+++ Dataset entries +++

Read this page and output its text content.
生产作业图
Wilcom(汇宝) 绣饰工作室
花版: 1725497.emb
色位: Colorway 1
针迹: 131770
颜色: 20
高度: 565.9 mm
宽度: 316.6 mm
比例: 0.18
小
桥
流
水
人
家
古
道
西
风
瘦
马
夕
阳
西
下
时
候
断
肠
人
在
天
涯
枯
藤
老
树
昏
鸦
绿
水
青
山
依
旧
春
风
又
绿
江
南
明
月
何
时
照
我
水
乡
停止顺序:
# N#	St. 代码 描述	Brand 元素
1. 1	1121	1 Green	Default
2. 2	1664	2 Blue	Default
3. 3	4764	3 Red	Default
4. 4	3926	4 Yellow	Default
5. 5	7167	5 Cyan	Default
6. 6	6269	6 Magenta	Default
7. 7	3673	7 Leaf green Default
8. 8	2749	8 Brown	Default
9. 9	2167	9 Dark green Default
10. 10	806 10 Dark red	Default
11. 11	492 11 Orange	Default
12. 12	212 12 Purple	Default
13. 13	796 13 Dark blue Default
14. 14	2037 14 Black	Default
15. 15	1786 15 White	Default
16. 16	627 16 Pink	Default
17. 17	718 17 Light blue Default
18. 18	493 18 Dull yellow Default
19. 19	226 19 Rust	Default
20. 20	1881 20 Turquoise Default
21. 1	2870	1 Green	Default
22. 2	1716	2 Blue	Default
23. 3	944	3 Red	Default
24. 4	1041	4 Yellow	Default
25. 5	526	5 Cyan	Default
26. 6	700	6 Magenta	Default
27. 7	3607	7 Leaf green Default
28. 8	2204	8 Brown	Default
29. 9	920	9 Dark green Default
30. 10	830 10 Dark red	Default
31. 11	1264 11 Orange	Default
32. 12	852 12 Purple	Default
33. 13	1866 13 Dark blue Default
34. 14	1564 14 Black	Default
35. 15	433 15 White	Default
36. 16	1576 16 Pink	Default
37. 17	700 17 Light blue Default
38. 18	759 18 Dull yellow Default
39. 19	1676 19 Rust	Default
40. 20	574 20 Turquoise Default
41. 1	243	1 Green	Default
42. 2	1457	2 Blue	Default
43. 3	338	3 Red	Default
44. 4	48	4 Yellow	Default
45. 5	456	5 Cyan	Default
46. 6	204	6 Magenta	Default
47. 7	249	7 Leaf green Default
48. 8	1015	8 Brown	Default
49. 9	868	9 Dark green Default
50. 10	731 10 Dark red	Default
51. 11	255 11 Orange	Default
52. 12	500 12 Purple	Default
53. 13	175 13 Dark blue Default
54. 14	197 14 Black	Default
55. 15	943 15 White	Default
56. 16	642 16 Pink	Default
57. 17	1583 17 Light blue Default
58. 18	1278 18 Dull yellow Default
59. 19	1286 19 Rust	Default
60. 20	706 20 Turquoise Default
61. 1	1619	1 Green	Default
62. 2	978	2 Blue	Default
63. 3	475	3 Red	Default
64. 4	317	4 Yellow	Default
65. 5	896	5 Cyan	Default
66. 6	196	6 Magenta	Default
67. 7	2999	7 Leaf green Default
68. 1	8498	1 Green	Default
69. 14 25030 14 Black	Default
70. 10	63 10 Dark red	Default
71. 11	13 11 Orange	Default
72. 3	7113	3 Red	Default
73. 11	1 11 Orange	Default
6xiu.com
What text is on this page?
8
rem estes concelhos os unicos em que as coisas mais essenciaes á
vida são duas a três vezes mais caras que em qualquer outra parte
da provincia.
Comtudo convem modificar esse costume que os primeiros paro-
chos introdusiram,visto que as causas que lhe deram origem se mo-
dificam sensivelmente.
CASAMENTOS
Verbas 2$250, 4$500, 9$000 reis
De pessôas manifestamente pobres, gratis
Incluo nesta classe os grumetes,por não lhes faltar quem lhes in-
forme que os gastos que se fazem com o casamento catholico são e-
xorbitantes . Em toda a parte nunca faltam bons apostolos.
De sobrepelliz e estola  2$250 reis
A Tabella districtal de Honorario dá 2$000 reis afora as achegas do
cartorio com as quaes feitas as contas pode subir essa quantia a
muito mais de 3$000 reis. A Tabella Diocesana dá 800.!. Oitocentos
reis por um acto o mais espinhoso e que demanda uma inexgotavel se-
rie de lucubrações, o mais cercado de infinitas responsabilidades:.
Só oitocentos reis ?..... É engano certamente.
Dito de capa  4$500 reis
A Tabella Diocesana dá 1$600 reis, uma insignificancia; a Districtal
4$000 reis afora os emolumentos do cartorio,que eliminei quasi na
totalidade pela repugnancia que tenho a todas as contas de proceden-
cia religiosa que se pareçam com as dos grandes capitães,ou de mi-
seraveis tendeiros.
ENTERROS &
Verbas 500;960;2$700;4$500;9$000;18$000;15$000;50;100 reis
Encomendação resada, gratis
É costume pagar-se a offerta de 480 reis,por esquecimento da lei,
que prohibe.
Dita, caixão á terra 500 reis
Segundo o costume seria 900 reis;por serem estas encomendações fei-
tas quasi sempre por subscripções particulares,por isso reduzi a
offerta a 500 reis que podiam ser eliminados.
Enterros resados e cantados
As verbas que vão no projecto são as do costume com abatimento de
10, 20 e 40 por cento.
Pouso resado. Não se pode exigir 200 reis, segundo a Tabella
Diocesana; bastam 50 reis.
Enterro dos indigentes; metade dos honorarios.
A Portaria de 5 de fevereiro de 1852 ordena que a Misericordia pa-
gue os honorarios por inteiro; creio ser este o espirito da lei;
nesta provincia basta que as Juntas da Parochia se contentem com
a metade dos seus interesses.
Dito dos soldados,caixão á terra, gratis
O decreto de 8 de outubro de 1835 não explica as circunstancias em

+++

Stated task: Quote the data in full, keeping each word unchanged.

Result of this task:
Read this page and output its text content.
生产作业图
Wilcom(汇宝) 绣饰工作室
花版: 1725497.emb
色位: Colorway 1
针迹: 131770
颜色: 20
高度: 565.9 mm
宽度: 316.6 mm
比例: 0.18
小
桥
流
水
人
家
古
道
西
风
瘦
马
夕
阳
西
下
时
候
断
肠
人
在
天
涯
枯
藤
老
树
昏
鸦
绿
水
青
山
依
旧
春
风
又
绿
江
南
明
月
何
时
照
我
水
乡
停止顺序:
# N#	St. 代码 描述	Brand 元素
1. 1	1121	1 Green	Default
2. 2	1664	2 Blue	Default
3. 3	4764	3 Red	Default
4. 4	3926	4 Yellow	Default
5. 5	7167	5 Cyan	Default
6. 6	6269	6 Magenta	Default
7. 7	3673	7 Leaf green Default
8. 8	2749	8 Brown	Default
9. 9	2167	9 Dark green Default
10. 10	806 10 Dark red	Default
11. 11	492 11 Orange	Default
12. 12	212 12 Purple	Default
13. 13	796 13 Dark blue Default
14. 14	2037 14 Black	Default
15. 15	1786 15 White	Default
16. 16	627 16 Pink	Default
17. 17	718 17 Light blue Default
18. 18	493 18 Dull yellow Default
19. 19	226 19 Rust	Default
20. 20	1881 20 Turquoise Default
21. 1	2870	1 Green	Default
22. 2	1716	2 Blue	Default
23. 3	944	3 Red	Default
24. 4	1041	4 Yellow	Default
25. 5	526	5 Cyan	Default
26. 6	700	6 Magenta	Default
27. 7	3607	7 Leaf green Default
28. 8	2204	8 Brown	Default
29. 9	920	9 Dark green Default
30. 10	830 10 Dark red	Default
31. 11	1264 11 Orange	Default
32. 12	852 12 Purple	Default
33. 13	1866 13 Dark blue Default
34. 14	1564 14 Black	Default
35. 15	433 15 White	Default
36. 16	1576 16 Pink	Default
37. 17	700 17 Light blue Default
38. 18	759 18 Dull yellow Default
39. 19	1676 19 Rust	Default
40. 20	574 20 Turquoise Default
41. 1	243	1 Green	Default
42. 2	1457	2 Blue	Default
43. 3	338	3 Red	Default
44. 4	48	4 Yellow	Default
45. 5	456	5 Cyan	Default
46. 6	204	6 Magenta	Default
47. 7	249	7 Leaf green Default
48. 8	1015	8 Brown	Default
49. 9	868	9 Dark green Default
50. 10	731 10 Dark red	Default
51. 11	255 11 Orange	Default
52. 12	500 12 Purple	Default
53. 13	175 13 Dark blue Default
54. 14	197 14 Black	Default
55. 15	943 15 White	Default
56. 16	642 16 Pink	Default
57. 17	1583 17 Light blue Default
58. 18	1278 18 Dull yellow Default
59. 19	1286 19 Rust	Default
60. 20	706 20 Turquoise Default
61. 1	1619	1 Green	Default
62. 2	978	2 Blue	Default
63. 3	475	3 Red	Default
64. 4	317	4 Yellow	Default
65. 5	896	5 Cyan	Default
66. 6	196	6 Magenta	Default
67. 7	2999	7 Leaf green Default
68. 1	8498	1 Green	Default
69. 14 25030 14 Black	Default
70. 10	63 10 Dark red	Default
71. 11	13 11 Orange	Default
72. 3	7113	3 Red	Default
73. 11	1 11 Orange	Default
6xiu.com
What text is on this page?
8
rem estes concelhos os unicos em que as coisas mais essenciaes á
vida são duas a três vezes mais caras que em qualquer outra parte
da provincia.
Comtudo convem modificar esse costume que os primeiros paro-
chos introdusiram,visto que as causas que lhe deram origem se mo-
dificam sensivelmente.
CASAMENTOS
Verbas 2$250, 4$500, 9$000 reis
De pessôas manifestamente pobres, gratis
Incluo nesta classe os grumetes,por não lhes faltar quem lhes in-
forme que os gastos que se fazem com o casamento catholico são e-
xorbitantes . Em toda a parte nunca faltam bons apostolos.
De sobrepelliz e estola  2$250 reis
A Tabella districtal de Honorario dá 2$000 reis afora as achegas do
cartorio com as quaes feitas as contas pode subir essa quantia a
muito mais de 3$000 reis. A Tabella Diocesana dá 800.!. Oitocentos
reis por um acto o mais espinhoso e que demanda uma inexgotavel se-
rie de lucubrações, o mais cercado de infinitas responsabilidades:.
Só oitocentos reis ?..... É engano certamente.
Dito de capa  4$500 reis
A Tabella Diocesana dá 1$600 reis, uma insignificancia; a Districtal
4$000 reis afora os emolumentos do cartorio,que eliminei quasi na
totalidade pela repugnancia que tenho a todas as contas de proceden-
cia religiosa que se pareçam com as dos grandes capitães,ou de mi-
seraveis tendeiros.
ENTERROS &
Verbas 500;960;2$700;4$500;9$000;18$000;15$000;50;100 reis
Encomendação resada, gratis
É costume pagar-se a offerta de 480 reis,por esquecimento da lei,
que prohibe.
Dita, caixão á terra 500 reis
Segundo o costume seria 900 reis;por serem estas encomendações fei-
tas quasi sempre por subscripções particulares,por isso reduzi a
offerta a 500 reis que podiam ser eliminados.
Enterros resados e cantados
As verbas que vão no projecto são as do costume com abatimento de
10, 20 e 40 por cento.
Pouso resado. Não se pode exigir 200 reis, segundo a Tabella
Diocesana; bastam 50 reis.
Enterro dos indigentes; metade dos honorarios.
A Portaria de 5 de fevereiro de 1852 ordena que a Misericordia pa-
gue os honorarios por inteiro; creio ser este o espirito da lei;
nesta provincia basta que as Juntas da Parochia se contentem com
a metade dos seus interesses.
Dito dos soldados,caixão á terra, gratis
O decreto de 8 de outubro de 1835 não explica as circunstancias em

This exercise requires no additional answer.